• [OBJECTIVE]
Copy out each line of the data holding "JSON".

[Records about charts and figures]
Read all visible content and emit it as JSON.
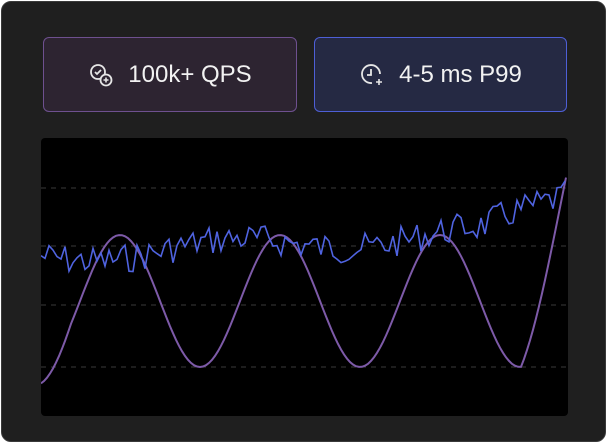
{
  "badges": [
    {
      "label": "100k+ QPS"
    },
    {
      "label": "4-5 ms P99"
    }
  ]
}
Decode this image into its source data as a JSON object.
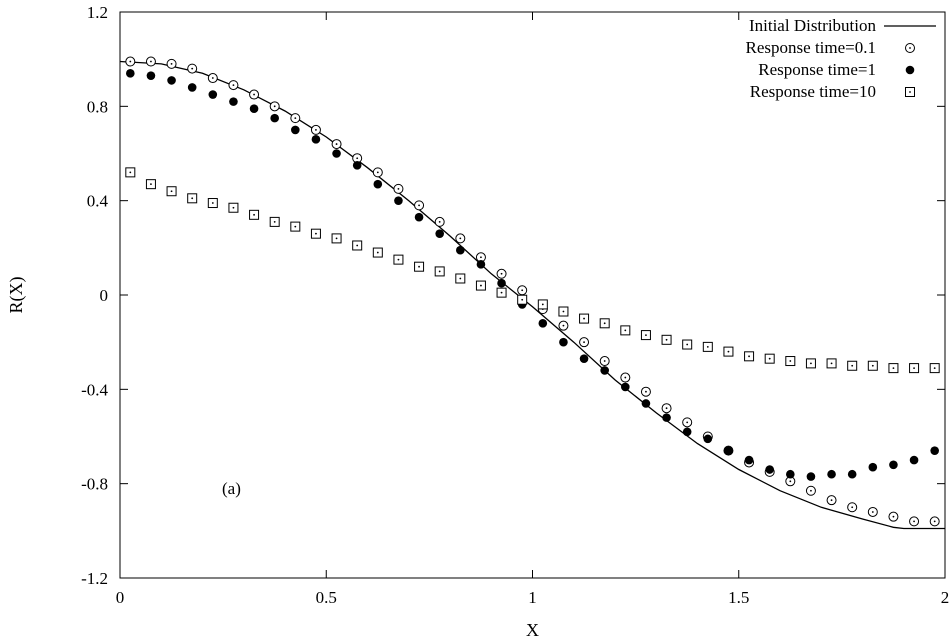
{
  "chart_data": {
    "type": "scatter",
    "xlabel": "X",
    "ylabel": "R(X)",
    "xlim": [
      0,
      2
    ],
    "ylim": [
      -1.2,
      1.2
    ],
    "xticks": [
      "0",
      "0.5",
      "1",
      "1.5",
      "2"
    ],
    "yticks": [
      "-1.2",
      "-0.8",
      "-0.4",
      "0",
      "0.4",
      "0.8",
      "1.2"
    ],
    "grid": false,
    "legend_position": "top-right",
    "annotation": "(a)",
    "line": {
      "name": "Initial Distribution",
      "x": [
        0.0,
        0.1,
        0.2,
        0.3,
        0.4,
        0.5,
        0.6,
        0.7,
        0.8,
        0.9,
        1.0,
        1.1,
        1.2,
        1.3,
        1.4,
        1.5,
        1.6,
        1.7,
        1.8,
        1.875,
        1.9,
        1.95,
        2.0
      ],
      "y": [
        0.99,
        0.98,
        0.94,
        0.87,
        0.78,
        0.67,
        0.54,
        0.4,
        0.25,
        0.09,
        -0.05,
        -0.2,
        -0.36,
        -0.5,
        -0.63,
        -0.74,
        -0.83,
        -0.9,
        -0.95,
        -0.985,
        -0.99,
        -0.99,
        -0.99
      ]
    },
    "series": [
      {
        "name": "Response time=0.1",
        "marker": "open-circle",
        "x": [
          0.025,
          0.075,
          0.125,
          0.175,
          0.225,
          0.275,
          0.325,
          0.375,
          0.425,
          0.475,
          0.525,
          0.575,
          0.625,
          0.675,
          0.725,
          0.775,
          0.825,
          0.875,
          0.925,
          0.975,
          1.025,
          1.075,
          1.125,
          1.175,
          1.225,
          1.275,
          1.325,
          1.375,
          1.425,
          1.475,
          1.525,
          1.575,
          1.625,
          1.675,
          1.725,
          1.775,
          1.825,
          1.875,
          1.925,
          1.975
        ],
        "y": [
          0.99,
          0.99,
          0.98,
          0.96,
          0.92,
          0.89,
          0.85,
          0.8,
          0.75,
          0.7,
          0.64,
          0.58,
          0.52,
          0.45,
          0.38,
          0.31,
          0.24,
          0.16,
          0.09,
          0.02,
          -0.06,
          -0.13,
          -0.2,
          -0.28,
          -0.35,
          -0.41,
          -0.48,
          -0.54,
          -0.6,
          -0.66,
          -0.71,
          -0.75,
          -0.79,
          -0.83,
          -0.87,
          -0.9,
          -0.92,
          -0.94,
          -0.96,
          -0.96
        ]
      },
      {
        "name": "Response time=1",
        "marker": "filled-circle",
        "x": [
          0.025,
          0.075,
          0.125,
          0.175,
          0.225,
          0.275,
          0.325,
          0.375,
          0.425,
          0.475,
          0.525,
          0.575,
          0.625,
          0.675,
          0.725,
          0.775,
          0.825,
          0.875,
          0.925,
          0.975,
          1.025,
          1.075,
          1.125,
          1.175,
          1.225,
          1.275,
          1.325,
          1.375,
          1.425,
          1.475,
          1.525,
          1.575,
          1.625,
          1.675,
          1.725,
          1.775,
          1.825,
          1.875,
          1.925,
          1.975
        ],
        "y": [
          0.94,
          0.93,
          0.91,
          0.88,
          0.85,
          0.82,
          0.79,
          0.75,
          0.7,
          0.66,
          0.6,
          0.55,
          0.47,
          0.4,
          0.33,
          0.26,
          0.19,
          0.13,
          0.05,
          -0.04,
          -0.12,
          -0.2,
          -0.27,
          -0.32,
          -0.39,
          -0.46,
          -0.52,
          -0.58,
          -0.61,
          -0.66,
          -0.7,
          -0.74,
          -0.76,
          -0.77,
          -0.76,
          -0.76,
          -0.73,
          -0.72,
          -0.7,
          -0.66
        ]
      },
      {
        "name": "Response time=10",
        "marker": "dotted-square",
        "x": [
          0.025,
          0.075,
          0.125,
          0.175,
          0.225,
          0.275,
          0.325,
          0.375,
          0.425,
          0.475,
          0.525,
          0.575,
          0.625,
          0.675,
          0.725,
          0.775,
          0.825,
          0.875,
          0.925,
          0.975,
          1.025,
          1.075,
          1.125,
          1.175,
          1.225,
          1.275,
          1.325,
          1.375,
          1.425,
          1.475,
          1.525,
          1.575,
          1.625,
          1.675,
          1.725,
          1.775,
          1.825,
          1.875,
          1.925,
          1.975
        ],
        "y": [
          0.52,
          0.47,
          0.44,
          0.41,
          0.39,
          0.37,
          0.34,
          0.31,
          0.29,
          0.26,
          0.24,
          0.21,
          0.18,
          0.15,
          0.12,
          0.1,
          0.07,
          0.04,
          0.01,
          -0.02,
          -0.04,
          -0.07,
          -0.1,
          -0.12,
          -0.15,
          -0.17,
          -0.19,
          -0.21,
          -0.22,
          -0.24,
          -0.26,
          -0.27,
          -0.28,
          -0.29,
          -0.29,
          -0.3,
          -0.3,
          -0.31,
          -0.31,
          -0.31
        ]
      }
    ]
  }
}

• [PROBLEM SOLUTION]
Read all visible content and emit it as JSON.
Decode this image into its source data as a JSON object.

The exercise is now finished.